• **DATA ROWS**
☆ ☆ ☆
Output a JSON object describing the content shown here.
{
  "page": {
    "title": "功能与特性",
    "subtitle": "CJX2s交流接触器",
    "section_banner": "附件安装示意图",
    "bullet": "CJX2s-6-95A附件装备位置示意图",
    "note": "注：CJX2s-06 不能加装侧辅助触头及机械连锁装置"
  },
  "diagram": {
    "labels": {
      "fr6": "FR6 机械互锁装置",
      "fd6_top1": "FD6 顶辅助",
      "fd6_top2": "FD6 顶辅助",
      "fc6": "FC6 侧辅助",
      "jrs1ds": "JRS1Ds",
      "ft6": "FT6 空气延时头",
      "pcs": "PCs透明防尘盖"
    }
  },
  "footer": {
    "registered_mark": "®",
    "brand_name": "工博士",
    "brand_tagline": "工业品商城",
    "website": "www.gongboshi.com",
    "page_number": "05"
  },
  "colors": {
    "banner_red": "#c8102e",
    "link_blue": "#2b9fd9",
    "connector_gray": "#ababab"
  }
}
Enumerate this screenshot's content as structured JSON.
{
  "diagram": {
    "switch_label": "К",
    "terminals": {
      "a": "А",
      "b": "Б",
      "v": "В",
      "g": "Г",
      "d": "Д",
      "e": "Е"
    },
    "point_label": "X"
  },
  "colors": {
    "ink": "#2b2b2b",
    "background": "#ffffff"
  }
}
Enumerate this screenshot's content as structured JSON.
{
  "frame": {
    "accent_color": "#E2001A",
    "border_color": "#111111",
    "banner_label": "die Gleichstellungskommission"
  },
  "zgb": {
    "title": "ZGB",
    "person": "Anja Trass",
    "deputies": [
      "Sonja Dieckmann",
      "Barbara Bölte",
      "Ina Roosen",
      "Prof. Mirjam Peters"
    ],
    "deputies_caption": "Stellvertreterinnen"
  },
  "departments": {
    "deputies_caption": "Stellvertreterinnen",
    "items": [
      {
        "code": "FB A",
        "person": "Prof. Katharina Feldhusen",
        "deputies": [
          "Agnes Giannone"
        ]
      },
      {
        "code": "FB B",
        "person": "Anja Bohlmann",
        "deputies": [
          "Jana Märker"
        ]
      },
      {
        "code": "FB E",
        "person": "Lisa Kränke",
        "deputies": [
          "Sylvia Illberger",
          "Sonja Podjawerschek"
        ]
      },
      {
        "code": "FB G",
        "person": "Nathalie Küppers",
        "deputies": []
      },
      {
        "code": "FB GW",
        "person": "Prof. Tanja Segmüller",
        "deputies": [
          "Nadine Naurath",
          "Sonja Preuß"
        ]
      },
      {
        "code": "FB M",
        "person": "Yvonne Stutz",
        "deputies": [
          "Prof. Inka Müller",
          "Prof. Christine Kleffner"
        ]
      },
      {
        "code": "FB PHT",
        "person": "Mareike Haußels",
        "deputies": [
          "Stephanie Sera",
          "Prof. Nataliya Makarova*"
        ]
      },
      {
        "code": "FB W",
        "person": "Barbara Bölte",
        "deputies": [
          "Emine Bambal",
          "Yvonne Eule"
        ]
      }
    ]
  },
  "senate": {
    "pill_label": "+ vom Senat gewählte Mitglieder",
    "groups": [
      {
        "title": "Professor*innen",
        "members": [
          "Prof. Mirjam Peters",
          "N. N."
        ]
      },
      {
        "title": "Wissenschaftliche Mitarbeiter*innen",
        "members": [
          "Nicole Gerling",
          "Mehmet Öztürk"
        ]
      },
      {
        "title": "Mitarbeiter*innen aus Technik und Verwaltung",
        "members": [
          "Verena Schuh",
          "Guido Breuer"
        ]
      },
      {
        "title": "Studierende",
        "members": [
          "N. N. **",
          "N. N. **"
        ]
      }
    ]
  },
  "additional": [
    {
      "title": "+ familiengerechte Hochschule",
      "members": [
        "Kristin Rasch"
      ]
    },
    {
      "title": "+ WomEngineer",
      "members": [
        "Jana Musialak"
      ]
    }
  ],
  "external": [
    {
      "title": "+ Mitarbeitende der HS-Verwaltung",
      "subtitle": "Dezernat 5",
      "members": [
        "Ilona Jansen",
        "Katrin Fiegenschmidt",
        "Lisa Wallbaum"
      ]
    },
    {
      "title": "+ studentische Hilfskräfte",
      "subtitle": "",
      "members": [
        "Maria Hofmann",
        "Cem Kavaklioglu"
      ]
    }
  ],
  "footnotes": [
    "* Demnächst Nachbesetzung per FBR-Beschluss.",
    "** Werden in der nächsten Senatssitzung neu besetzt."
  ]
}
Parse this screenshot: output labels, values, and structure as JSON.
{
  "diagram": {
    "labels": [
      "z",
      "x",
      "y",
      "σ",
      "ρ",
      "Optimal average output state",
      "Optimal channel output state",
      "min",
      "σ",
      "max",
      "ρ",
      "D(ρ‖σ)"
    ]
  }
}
☆ ☆ ☆
• **GIVEN REQUEST**
Set down all of the records shown above once more, exactly.

• **EXERCISE RESPONSE**
Output a JSON object describing the content shown here.
{
  "page": {
    "title": "功能与特性",
    "subtitle": "CJX2s交流接触器",
    "section_banner": "附件安装示意图",
    "bullet": "CJX2s-6-95A附件装备位置示意图",
    "note": "注：CJX2s-06 不能加装侧辅助触头及机械连锁装置"
  },
  "diagram": {
    "labels": {
      "fr6": "FR6 机械互锁装置",
      "fd6_top1": "FD6 顶辅助",
      "fd6_top2": "FD6 顶辅助",
      "fc6": "FC6 侧辅助",
      "jrs1ds": "JRS1Ds",
      "ft6": "FT6 空气延时头",
      "pcs": "PCs透明防尘盖"
    }
  },
  "footer": {
    "registered_mark": "®",
    "brand_name": "工博士",
    "brand_tagline": "工业品商城",
    "website": "www.gongboshi.com",
    "page_number": "05"
  },
  "colors": {
    "banner_red": "#c8102e",
    "link_blue": "#2b9fd9",
    "connector_gray": "#ababab"
  }
}
Enumerate this screenshot's content as structured JSON.
{
  "diagram": {
    "switch_label": "К",
    "terminals": {
      "a": "А",
      "b": "Б",
      "v": "В",
      "g": "Г",
      "d": "Д",
      "e": "Е"
    },
    "point_label": "X"
  },
  "colors": {
    "ink": "#2b2b2b",
    "background": "#ffffff"
  }
}
Enumerate this screenshot's content as structured JSON.
{
  "frame": {
    "accent_color": "#E2001A",
    "border_color": "#111111",
    "banner_label": "die Gleichstellungskommission"
  },
  "zgb": {
    "title": "ZGB",
    "person": "Anja Trass",
    "deputies": [
      "Sonja Dieckmann",
      "Barbara Bölte",
      "Ina Roosen",
      "Prof. Mirjam Peters"
    ],
    "deputies_caption": "Stellvertreterinnen"
  },
  "departments": {
    "deputies_caption": "Stellvertreterinnen",
    "items": [
      {
        "code": "FB A",
        "person": "Prof. Katharina Feldhusen",
        "deputies": [
          "Agnes Giannone"
        ]
      },
      {
        "code": "FB B",
        "person": "Anja Bohlmann",
        "deputies": [
          "Jana Märker"
        ]
      },
      {
        "code": "FB E",
        "person": "Lisa Kränke",
        "deputies": [
          "Sylvia Illberger",
          "Sonja Podjawerschek"
        ]
      },
      {
        "code": "FB G",
        "person": "Nathalie Küppers",
        "deputies": []
      },
      {
        "code": "FB GW",
        "person": "Prof. Tanja Segmüller",
        "deputies": [
          "Nadine Naurath",
          "Sonja Preuß"
        ]
      },
      {
        "code": "FB M",
        "person": "Yvonne Stutz",
        "deputies": [
          "Prof. Inka Müller",
          "Prof. Christine Kleffner"
        ]
      },
      {
        "code": "FB PHT",
        "person": "Mareike Haußels",
        "deputies": [
          "Stephanie Sera",
          "Prof. Nataliya Makarova*"
        ]
      },
      {
        "code": "FB W",
        "person": "Barbara Bölte",
        "deputies": [
          "Emine Bambal",
          "Yvonne Eule"
        ]
      }
    ]
  },
  "senate": {
    "pill_label": "+ vom Senat gewählte Mitglieder",
    "groups": [
      {
        "title": "Professor*innen",
        "members": [
          "Prof. Mirjam Peters",
          "N. N."
        ]
      },
      {
        "title": "Wissenschaftliche Mitarbeiter*innen",
        "members": [
          "Nicole Gerling",
          "Mehmet Öztürk"
        ]
      },
      {
        "title": "Mitarbeiter*innen aus Technik und Verwaltung",
        "members": [
          "Verena Schuh",
          "Guido Breuer"
        ]
      },
      {
        "title": "Studierende",
        "members": [
          "N. N. **",
          "N. N. **"
        ]
      }
    ]
  },
  "additional": [
    {
      "title": "+ familiengerechte Hochschule",
      "members": [
        "Kristin Rasch"
      ]
    },
    {
      "title": "+ WomEngineer",
      "members": [
        "Jana Musialak"
      ]
    }
  ],
  "external": [
    {
      "title": "+ Mitarbeitende der HS-Verwaltung",
      "subtitle": "Dezernat 5",
      "members": [
        "Ilona Jansen",
        "Katrin Fiegenschmidt",
        "Lisa Wallbaum"
      ]
    },
    {
      "title": "+ studentische Hilfskräfte",
      "subtitle": "",
      "members": [
        "Maria Hofmann",
        "Cem Kavaklioglu"
      ]
    }
  ],
  "footnotes": [
    "* Demnächst Nachbesetzung per FBR-Beschluss.",
    "** Werden in der nächsten Senatssitzung neu besetzt."
  ]
}
Parse this screenshot: output labels, values, and structure as JSON.
{
  "diagram": {
    "labels": [
      "z",
      "x",
      "y",
      "σ",
      "ρ",
      "Optimal average output state",
      "Optimal channel output state",
      "min",
      "σ",
      "max",
      "ρ",
      "D(ρ‖σ)"
    ]
  }
}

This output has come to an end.